● CONSIGNE A:
Répondez aux questions suivantes sur l'extrait consacré à la Turquie kémaliste.
(i) Quel est le principe de gouvernement turc selon l'extrait ?
(ii) En quelle année le traité d'amitié entre la Turquie et l'URSS a-t-il été signé ?
(iii) Où le port du voile est-il interdit ?

● EXTRAIT PRÉSENTÉ:

-*-*-

Le problème c'est que les turcs ont deux patries :
celle des frontières de la république turque (i.e. l'Anatolie)
la zone qui va de la Turquie jusqu'à la Chine (il existe une continuité historique entre les grands empereurs turco-mongols et Kemal)
L'idéologie de la République Turque est le principe de la petite Turquie (d'où une sorte de schizophrénie, un « paradoxe turc »).
Indépendance, neutralité et prosélytisme
Le principe de gouvernement turc est le suivant : paix dans le pays et paix dans le monde.
Règlement des contentieux et neutralité
Dans les années 1930, signature de traités d'amitié bilatéraux avec l'ensemble des pays de la région et recherche d'une politique isolationniste.
Au lendemain de la seconde guerre mondiale (1944-45), la Turquie sort de sa neutralité pour basculer dans le camp occidental sous la pression de Staline.
Le prosélytisme : l'impact régional du « modèle kémaliste »
La Turquie devient un modèle pour les pays qui cherchent à se moderniser et se développer (notamment Iran et Afghanistan).
Turcité contre Panturquisme
La Turcité est la nouvelle identité turque : être citoyen turc, parler la nouvelle langue et s'émanciper du panturquisme.
Le Panturquisme connaît un renouveau dans les années 1930. Il trouve comme allié Hitler qui voit en lui un moyen de démanteler l'empire russe (mais l'armée allemande s'arrêtera à Grozny sans pouvoir atteindre Bakou et ne pourra donc pas jouer cette carte).
Le pays le plus enthousiaste à l'égard des évolutions en Turquie est la France (Kemal y bénéficie de soutiens aussi bien à gauche qu'à droite - les communistes furent réticents jusqu'à la signature du traité d'amitié entre Turquie et URSS en 1924). En effet la Turquie remplit les critères du modèle français.
Les femmes dans la Turquie nouvelle, ou les limites d'une émancipation autoritaire
1932 : Mademoiselle Halis est élue Miss Monde
Dans les années 1900, les prémices du processus d'émancipation des femmes sont palpables : une presse féminine voit le jour, des revendications émergent (scolarisation des filles, monogamie, droit de vote…). En 1908 de nombreuses femmes participent aux meetings lors de la révolution des jeunes turcs. Les femmes font irruption dans l'espace public.
Plus tard, c'est la guerre qui implique les femmes dans la vie économique et sociale (dans les usines, comme infirmières, comme assistantes…).
La question des droits politiques
Kemal entend émanciper les femmes (cela fait partie du processus de modernisation du pays). L'objectif du nouveau code civil est d'ailleurs d'établir l'égalité hommes-femmes au plan juridique (en matière de divorce, d'autorité parentale, d'héritage - le mariage civil est rendu obligatoire - interdiction de la répudiation et de la polygamie).
Kemal lutte contre le port du voile à travers une campagne prônant le fait de se déplacer « en cheveux ». Le port du voile est interdit dans les écoles.
Développement des sports collectifs auxquels participent les femmes, embauche de femmes dans les bureaux à condition qu'elles soient vêtues à l'occidentale (et maquillées).

-*-*-

● DONNÉES:
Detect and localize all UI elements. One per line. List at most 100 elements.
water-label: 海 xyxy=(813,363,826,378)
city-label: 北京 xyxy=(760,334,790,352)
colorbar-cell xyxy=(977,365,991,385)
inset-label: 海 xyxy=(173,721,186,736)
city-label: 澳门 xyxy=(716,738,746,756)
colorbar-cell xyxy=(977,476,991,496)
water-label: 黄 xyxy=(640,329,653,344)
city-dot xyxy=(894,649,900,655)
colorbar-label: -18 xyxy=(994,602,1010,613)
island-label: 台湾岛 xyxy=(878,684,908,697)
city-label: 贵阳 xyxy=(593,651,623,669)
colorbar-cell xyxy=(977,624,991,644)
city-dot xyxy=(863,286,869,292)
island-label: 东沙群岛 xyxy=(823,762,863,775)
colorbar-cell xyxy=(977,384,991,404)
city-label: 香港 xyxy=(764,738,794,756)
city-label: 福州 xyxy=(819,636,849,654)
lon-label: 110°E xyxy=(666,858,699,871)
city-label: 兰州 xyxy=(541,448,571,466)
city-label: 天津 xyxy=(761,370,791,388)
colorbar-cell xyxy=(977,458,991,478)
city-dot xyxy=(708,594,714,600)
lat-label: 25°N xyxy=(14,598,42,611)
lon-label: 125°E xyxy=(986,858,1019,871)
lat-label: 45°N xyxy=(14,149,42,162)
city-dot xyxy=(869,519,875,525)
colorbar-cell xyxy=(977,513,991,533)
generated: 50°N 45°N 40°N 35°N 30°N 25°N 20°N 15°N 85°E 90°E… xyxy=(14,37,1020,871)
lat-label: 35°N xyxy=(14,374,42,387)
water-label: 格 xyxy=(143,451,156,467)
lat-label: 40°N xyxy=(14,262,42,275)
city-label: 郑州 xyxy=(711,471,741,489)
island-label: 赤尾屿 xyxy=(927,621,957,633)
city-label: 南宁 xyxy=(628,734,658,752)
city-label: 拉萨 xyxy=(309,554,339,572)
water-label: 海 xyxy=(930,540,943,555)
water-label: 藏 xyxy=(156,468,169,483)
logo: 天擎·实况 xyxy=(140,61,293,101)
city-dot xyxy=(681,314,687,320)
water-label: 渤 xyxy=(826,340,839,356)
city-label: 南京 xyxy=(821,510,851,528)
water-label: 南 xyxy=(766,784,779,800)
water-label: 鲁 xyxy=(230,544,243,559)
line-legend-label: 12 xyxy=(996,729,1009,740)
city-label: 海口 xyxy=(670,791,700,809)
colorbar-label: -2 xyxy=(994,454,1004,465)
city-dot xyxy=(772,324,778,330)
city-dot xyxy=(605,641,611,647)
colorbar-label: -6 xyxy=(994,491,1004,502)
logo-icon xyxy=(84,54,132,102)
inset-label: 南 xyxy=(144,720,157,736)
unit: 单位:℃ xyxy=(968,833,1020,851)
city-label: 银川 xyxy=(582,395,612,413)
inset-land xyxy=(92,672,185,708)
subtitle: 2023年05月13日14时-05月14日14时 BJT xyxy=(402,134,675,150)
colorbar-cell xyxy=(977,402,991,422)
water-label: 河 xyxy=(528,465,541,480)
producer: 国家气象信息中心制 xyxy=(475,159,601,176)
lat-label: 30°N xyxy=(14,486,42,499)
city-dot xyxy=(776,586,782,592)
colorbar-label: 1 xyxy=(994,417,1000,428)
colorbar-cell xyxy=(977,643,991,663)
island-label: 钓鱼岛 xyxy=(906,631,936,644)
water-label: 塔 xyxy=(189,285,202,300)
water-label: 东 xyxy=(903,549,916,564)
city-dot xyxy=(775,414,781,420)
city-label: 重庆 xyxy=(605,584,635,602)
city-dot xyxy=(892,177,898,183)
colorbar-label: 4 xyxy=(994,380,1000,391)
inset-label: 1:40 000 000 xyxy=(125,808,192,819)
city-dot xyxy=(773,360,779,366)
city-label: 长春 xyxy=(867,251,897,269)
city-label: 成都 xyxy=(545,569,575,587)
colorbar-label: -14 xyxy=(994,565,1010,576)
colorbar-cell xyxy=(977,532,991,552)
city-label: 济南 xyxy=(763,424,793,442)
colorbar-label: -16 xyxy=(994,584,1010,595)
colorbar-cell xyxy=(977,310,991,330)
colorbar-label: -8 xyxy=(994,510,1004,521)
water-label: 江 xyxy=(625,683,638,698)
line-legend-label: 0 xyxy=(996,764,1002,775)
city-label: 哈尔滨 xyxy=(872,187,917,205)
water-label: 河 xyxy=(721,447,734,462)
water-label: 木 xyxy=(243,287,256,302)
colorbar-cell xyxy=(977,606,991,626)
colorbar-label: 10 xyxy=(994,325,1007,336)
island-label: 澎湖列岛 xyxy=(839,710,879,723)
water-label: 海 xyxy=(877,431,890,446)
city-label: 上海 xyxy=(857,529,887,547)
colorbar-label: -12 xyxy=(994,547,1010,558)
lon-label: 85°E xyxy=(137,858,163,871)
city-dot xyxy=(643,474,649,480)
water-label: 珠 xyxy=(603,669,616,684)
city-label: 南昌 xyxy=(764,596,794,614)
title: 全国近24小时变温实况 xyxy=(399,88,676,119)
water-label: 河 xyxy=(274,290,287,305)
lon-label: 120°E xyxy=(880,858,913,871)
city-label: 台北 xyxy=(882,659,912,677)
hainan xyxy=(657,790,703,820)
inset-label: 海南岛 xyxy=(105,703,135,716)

-*-*-

● CONSIGNE B: Modifiez les lignes des données, depuis la première jusqu'à celle qui contient « island-label: 赤尾屿 xyxy=(927,621,957,633) » incluse : remplacez « city-label » par « nom-ville » et laissez tout le reste inchangé.

● RÉSULTAT ATTENDU A:
(i) Paix dans le pays et paix dans le monde.
(ii) En 1924.
(iii) Dans les écoles.

● RÉSULTAT ATTENDU B:
Detect and localize all UI elements. One per line. List at most 100 elements.
water-label: 海 xyxy=(813,363,826,378)
nom-ville: 北京 xyxy=(760,334,790,352)
colorbar-cell xyxy=(977,365,991,385)
inset-label: 海 xyxy=(173,721,186,736)
nom-ville: 澳门 xyxy=(716,738,746,756)
colorbar-cell xyxy=(977,476,991,496)
water-label: 黄 xyxy=(640,329,653,344)
city-dot xyxy=(894,649,900,655)
colorbar-label: -18 xyxy=(994,602,1010,613)
island-label: 台湾岛 xyxy=(878,684,908,697)
nom-ville: 贵阳 xyxy=(593,651,623,669)
colorbar-cell xyxy=(977,624,991,644)
city-dot xyxy=(863,286,869,292)
island-label: 东沙群岛 xyxy=(823,762,863,775)
colorbar-cell xyxy=(977,384,991,404)
nom-ville: 香港 xyxy=(764,738,794,756)
nom-ville: 福州 xyxy=(819,636,849,654)
lon-label: 110°E xyxy=(666,858,699,871)
nom-ville: 兰州 xyxy=(541,448,571,466)
nom-ville: 天津 xyxy=(761,370,791,388)
colorbar-cell xyxy=(977,458,991,478)
city-dot xyxy=(708,594,714,600)
lat-label: 25°N xyxy=(14,598,42,611)
lon-label: 125°E xyxy=(986,858,1019,871)
lat-label: 45°N xyxy=(14,149,42,162)
city-dot xyxy=(869,519,875,525)
colorbar-cell xyxy=(977,513,991,533)
generated: 50°N 45°N 40°N 35°N 30°N 25°N 20°N 15°N 85°E 90°E… xyxy=(14,37,1020,871)
lat-label: 35°N xyxy=(14,374,42,387)
water-label: 格 xyxy=(143,451,156,467)
lat-label: 40°N xyxy=(14,262,42,275)
nom-ville: 郑州 xyxy=(711,471,741,489)
island-label: 赤尾屿 xyxy=(927,621,957,633)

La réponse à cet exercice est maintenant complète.